YOUR GOAL: Collect every line of the records below that contains the word "Ἀκαδημία".

## start

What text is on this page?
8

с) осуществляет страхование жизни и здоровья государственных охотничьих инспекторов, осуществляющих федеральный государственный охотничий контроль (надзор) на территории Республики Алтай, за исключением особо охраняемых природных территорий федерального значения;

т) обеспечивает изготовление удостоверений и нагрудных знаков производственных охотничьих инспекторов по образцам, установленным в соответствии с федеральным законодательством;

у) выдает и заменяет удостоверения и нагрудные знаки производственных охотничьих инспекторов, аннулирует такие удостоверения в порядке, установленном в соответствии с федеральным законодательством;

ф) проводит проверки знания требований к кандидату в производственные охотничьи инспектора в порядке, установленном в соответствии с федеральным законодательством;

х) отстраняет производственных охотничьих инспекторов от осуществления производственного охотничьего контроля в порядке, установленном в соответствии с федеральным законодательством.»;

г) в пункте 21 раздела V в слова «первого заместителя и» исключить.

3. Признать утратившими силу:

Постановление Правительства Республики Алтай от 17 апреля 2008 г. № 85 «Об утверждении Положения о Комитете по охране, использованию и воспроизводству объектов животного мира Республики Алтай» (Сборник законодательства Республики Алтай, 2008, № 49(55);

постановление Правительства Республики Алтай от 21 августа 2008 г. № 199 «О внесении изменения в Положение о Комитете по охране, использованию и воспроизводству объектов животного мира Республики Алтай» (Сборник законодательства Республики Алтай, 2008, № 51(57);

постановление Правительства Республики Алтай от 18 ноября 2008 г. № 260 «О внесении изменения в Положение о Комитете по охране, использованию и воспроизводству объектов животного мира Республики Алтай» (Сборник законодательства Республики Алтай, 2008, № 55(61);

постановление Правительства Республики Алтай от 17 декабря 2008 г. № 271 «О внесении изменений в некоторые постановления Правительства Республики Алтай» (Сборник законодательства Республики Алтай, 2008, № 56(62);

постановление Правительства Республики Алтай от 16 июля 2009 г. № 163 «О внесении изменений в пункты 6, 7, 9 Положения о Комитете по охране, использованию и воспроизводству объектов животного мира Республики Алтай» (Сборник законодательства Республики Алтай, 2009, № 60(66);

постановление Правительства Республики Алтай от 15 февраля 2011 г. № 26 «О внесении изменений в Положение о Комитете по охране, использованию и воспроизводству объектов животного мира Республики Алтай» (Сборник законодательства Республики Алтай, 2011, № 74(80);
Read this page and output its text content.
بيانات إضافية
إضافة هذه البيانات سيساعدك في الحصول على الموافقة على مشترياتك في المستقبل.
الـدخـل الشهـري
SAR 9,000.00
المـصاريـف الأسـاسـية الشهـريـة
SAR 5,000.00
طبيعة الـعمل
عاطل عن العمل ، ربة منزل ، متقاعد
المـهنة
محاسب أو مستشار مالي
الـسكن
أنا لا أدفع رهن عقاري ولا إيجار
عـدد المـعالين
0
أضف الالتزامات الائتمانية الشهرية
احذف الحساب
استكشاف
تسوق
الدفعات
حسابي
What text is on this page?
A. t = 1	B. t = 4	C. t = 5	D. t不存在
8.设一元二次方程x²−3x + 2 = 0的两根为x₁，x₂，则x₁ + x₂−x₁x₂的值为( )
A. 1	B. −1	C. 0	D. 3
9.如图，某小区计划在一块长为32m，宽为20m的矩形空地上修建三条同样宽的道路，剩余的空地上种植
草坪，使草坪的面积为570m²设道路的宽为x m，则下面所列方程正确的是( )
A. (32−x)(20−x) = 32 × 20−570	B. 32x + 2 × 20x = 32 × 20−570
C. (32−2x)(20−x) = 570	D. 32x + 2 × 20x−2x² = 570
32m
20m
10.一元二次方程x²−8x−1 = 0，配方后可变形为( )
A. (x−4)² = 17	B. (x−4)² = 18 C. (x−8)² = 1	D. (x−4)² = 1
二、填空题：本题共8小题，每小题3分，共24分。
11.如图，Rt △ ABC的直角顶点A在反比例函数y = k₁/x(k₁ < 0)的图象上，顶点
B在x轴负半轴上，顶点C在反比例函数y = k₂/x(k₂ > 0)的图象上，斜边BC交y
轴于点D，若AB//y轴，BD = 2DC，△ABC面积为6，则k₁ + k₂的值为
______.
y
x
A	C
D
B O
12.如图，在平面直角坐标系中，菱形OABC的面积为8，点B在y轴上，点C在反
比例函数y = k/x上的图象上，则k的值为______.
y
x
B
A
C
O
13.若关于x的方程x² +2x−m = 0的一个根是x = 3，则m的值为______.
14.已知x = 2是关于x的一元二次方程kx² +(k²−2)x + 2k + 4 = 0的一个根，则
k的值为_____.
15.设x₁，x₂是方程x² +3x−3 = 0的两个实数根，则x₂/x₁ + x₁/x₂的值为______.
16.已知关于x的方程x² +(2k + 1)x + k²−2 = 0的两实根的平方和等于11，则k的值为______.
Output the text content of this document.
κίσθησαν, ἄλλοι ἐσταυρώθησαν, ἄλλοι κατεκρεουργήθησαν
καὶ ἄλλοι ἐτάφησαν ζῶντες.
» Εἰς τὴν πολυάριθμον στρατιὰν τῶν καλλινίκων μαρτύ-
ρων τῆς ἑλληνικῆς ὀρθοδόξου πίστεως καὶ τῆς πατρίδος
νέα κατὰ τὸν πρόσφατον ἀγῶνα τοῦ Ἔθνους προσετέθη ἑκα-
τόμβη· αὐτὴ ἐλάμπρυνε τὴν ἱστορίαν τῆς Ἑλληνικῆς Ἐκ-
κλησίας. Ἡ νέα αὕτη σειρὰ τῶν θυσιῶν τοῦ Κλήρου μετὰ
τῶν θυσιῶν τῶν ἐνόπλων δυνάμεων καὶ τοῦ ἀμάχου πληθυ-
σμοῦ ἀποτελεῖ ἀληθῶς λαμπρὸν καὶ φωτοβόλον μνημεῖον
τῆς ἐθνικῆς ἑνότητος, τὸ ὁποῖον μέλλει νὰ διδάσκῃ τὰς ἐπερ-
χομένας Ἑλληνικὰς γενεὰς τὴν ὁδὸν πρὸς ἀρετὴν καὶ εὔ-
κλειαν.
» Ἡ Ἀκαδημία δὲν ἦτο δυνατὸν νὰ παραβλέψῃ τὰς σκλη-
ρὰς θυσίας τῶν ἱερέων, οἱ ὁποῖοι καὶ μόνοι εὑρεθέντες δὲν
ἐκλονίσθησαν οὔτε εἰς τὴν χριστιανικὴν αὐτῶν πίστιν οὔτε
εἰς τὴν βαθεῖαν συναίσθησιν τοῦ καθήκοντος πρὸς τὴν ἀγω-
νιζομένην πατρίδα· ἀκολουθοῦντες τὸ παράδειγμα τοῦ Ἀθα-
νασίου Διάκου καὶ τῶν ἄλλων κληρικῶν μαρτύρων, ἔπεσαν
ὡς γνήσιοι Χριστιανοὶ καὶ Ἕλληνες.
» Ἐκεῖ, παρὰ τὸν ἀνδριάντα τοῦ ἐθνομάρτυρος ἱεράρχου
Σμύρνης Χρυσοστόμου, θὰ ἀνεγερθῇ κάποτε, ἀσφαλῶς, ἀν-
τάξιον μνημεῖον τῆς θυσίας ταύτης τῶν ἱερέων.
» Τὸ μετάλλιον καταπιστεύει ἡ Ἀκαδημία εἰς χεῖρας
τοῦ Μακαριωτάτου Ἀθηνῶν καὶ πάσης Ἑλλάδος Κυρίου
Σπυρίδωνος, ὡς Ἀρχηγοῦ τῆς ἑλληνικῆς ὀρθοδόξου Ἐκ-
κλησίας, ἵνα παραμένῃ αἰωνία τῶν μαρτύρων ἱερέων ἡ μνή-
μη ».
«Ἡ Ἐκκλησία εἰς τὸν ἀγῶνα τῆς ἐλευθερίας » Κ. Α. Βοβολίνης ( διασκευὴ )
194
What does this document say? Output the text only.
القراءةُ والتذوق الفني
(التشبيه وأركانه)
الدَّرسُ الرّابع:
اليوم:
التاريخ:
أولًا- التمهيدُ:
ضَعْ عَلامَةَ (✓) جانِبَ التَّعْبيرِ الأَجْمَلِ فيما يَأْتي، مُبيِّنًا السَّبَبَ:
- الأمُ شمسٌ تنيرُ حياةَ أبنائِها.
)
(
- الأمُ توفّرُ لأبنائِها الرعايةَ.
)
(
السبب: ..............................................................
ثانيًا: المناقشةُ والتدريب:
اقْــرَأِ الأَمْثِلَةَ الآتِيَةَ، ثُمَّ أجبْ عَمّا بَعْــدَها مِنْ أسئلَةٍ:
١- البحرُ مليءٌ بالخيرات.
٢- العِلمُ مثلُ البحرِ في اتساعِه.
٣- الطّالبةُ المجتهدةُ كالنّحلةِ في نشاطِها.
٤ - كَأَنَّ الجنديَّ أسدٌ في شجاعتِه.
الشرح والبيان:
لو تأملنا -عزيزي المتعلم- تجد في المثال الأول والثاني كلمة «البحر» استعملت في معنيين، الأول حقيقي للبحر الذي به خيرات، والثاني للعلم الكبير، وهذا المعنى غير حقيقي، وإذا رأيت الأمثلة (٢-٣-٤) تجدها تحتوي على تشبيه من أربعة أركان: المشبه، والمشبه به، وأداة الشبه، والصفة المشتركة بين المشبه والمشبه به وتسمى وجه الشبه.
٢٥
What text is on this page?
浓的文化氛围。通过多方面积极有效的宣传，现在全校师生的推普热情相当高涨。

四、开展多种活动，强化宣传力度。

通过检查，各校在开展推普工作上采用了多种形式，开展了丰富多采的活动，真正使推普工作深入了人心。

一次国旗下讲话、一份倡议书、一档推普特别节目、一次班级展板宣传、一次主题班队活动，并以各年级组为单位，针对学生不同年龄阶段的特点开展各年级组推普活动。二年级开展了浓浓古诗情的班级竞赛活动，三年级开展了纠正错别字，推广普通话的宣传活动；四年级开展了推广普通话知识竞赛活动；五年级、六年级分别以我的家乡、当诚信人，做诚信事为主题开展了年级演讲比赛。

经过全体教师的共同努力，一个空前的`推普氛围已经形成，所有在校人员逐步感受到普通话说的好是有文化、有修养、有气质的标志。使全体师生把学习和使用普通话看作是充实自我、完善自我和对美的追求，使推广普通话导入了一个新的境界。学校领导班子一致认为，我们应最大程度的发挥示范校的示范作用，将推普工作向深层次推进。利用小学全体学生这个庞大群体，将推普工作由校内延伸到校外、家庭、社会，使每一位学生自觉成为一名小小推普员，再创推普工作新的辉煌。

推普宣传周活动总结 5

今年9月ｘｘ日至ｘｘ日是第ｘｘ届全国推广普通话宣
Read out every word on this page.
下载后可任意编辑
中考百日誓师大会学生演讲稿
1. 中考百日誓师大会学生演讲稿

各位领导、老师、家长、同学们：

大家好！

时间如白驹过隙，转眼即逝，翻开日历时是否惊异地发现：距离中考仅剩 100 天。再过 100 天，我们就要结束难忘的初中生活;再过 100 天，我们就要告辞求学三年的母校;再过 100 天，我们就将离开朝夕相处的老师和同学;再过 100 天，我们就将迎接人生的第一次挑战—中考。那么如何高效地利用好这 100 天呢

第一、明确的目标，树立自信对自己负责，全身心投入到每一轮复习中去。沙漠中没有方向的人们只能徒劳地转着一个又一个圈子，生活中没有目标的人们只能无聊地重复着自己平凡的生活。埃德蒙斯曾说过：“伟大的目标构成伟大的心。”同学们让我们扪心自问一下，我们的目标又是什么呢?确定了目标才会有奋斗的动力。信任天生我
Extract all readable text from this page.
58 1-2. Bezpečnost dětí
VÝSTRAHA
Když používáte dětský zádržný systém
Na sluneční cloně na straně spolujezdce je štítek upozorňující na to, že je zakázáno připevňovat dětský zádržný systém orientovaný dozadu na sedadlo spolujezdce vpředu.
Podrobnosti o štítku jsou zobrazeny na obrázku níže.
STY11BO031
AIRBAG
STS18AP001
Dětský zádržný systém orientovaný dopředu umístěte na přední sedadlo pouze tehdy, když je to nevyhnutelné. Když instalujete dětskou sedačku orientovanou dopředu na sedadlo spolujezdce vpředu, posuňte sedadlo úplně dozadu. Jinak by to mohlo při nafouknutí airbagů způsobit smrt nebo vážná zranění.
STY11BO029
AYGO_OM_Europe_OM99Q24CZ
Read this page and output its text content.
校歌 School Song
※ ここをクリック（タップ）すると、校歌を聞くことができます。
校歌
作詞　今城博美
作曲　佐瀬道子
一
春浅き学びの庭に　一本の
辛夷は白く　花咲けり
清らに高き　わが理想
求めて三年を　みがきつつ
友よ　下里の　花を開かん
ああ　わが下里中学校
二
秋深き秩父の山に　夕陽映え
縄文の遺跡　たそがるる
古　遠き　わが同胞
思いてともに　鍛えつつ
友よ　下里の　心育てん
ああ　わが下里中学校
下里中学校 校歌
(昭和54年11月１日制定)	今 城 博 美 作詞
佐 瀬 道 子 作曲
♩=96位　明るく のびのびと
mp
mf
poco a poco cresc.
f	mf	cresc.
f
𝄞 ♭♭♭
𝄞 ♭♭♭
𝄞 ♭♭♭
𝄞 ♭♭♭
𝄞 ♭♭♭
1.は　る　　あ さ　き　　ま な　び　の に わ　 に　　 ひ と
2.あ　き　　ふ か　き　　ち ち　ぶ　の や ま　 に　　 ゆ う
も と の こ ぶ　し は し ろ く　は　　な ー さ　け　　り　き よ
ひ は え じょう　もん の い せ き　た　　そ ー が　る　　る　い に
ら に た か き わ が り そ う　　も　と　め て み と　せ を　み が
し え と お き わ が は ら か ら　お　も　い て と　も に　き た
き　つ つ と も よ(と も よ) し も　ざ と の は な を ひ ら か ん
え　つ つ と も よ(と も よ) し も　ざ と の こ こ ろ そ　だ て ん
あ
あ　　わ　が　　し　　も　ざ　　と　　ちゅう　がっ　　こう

## end

OUTPUT FOR THIS EXERCISE:
» Ἡ Ἀκαδημία δὲν ἦτο δυνατὸν νὰ παραβλέψῃ τὰς σκλη-
» Τὸ μετάλλιον καταπιστεύει ἡ Ἀκαδημία εἰς χεῖρας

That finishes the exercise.